SET EXERCISE> Count the lines below that contain "Vrbovec". Give only the number.

DATASET EXTRACT>
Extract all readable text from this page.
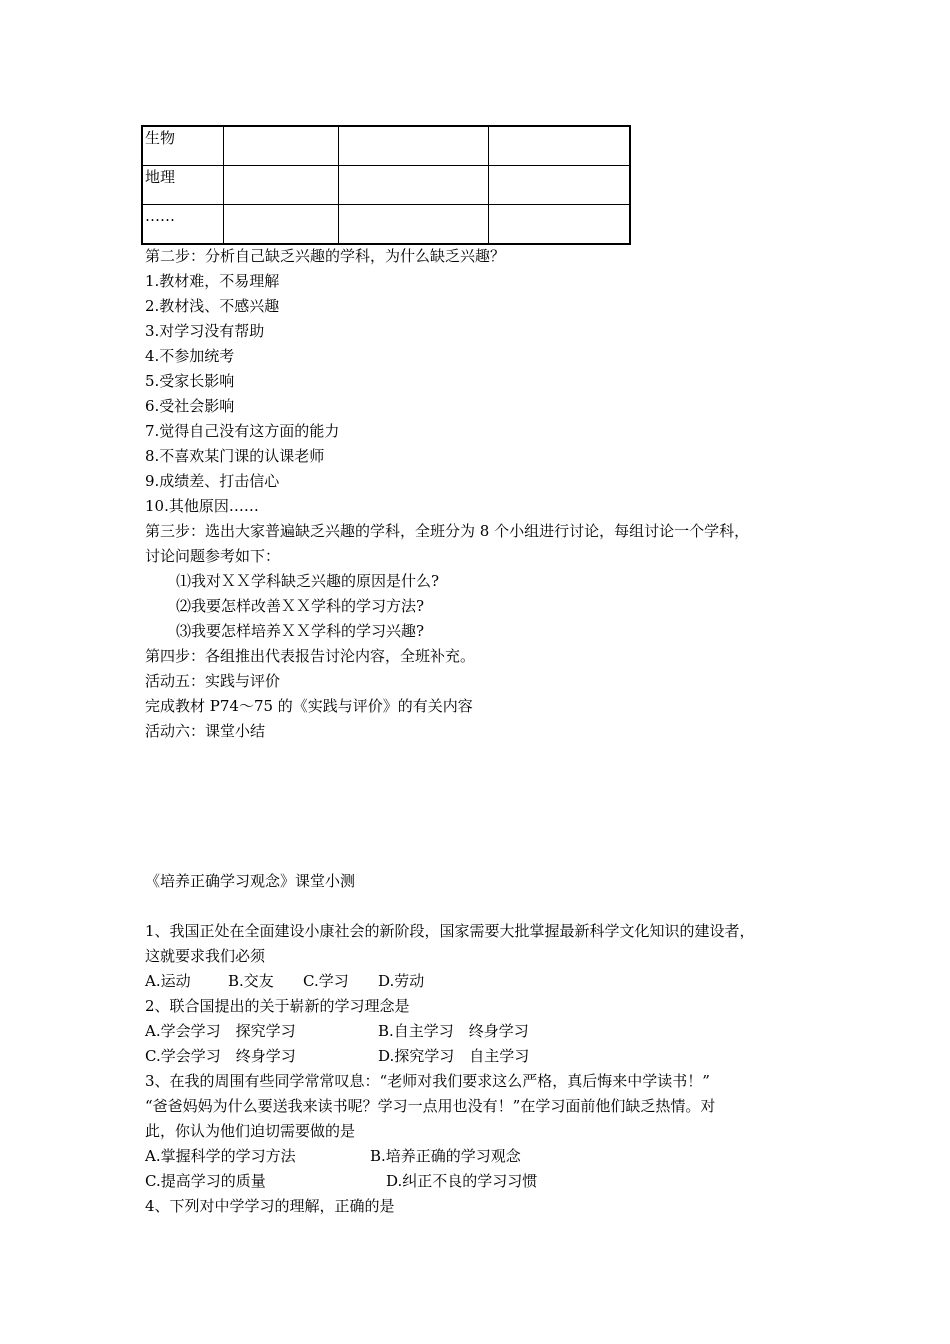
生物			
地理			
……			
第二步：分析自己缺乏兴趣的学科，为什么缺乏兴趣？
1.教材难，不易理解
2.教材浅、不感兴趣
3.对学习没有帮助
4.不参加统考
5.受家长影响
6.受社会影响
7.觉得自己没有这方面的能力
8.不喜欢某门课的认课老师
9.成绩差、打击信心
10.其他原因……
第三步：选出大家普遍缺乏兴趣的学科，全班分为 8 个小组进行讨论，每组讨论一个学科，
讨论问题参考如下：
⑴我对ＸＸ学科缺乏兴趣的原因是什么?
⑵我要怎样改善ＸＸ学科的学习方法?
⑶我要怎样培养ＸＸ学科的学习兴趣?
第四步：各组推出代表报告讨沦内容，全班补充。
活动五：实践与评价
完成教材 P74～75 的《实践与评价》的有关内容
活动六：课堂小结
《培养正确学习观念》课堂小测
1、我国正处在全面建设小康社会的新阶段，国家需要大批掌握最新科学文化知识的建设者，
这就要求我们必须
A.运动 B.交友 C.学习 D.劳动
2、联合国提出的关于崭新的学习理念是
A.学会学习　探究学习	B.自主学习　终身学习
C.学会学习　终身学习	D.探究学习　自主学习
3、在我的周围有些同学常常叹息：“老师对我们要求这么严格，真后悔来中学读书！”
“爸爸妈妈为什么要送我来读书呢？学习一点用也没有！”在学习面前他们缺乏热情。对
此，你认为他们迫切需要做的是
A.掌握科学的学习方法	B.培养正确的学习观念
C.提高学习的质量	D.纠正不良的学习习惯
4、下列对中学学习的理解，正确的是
---
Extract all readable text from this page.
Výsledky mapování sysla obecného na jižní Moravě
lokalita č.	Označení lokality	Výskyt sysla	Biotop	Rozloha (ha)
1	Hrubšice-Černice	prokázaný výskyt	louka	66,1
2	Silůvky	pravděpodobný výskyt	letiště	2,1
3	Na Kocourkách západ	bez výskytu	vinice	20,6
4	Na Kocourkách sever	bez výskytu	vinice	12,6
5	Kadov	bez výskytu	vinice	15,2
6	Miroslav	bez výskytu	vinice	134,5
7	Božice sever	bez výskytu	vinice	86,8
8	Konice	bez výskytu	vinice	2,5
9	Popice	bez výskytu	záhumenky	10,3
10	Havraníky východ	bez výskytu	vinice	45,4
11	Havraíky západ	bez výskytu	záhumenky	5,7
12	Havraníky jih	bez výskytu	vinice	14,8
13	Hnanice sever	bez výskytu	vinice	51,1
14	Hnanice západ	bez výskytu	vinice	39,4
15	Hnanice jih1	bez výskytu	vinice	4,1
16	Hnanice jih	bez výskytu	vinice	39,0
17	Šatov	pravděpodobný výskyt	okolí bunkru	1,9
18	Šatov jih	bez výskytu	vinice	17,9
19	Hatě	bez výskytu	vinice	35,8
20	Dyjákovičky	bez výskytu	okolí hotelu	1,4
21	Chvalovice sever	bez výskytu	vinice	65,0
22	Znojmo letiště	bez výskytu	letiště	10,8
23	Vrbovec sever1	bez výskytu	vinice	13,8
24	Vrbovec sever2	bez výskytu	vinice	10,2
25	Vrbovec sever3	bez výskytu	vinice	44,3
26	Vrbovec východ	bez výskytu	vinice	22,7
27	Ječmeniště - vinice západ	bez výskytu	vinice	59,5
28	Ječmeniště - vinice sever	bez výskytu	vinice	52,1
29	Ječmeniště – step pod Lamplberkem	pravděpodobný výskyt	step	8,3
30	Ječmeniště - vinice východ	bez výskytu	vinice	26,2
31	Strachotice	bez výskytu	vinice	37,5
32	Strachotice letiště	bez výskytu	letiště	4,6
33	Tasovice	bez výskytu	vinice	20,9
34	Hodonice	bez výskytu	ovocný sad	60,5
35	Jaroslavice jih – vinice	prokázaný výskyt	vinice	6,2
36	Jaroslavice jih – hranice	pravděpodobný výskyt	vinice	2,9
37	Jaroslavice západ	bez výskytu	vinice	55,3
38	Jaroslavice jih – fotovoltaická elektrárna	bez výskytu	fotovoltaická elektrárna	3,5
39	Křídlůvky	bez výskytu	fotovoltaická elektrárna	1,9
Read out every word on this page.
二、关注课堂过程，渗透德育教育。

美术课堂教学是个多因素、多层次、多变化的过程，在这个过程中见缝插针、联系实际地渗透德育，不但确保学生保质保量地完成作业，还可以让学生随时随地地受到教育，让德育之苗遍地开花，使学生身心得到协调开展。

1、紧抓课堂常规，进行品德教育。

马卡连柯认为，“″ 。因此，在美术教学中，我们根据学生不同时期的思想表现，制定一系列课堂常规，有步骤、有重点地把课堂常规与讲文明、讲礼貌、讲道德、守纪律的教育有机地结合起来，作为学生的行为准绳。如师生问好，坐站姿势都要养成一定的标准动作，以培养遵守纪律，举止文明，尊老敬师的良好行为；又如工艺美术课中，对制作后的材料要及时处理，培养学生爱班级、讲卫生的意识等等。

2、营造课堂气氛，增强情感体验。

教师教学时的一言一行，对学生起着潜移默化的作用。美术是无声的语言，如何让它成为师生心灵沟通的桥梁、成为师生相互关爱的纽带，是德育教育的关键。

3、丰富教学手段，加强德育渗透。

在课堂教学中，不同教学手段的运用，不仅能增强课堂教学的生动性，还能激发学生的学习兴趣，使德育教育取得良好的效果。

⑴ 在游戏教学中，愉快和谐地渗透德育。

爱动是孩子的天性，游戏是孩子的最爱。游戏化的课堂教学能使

THE RESPONSE> 4